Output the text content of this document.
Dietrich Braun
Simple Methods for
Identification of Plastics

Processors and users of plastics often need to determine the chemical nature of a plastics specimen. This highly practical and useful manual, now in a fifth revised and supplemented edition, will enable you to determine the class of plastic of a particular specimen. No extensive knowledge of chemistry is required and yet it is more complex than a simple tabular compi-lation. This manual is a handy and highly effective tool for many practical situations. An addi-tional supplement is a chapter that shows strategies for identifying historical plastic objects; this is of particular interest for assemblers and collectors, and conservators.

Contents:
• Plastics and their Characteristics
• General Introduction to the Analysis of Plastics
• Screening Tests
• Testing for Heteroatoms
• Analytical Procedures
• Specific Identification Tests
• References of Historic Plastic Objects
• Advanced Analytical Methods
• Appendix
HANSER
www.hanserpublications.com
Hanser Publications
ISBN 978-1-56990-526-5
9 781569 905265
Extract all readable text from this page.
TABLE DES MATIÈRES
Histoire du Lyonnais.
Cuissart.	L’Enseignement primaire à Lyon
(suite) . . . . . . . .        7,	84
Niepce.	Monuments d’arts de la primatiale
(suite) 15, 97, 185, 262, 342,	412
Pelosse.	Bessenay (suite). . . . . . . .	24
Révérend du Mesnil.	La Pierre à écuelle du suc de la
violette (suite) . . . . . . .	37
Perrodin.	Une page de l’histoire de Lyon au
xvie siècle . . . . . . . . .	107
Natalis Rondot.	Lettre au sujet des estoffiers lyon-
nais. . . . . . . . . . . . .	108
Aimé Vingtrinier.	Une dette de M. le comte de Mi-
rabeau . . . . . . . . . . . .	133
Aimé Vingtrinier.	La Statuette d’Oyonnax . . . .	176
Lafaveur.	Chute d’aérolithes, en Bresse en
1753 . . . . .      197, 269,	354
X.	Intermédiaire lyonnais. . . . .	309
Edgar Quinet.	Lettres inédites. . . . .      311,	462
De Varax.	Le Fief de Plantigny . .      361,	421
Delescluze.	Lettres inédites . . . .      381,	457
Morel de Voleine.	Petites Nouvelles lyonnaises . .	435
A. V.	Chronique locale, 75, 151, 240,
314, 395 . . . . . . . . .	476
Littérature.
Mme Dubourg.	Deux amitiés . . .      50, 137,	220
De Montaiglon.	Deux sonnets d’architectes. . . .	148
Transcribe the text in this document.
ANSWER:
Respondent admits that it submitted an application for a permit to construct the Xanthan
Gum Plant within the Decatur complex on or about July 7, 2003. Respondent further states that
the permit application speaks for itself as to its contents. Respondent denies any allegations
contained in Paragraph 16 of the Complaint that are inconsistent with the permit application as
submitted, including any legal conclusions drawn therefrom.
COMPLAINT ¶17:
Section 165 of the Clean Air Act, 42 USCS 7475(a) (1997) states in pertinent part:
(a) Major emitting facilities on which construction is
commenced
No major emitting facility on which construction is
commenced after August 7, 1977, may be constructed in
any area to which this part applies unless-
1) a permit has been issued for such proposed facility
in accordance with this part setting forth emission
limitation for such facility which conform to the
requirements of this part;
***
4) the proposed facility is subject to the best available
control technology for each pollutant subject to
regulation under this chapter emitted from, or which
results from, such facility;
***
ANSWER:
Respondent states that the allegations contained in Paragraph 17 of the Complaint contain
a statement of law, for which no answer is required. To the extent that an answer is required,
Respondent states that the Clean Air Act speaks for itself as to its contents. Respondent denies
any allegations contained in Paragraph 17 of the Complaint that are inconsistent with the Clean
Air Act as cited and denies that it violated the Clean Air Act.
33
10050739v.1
-- -- --
• [Objective] Of the lines in the material, how many contain the word "application"? Reply with the number and nothing else.

• [Task solution] 3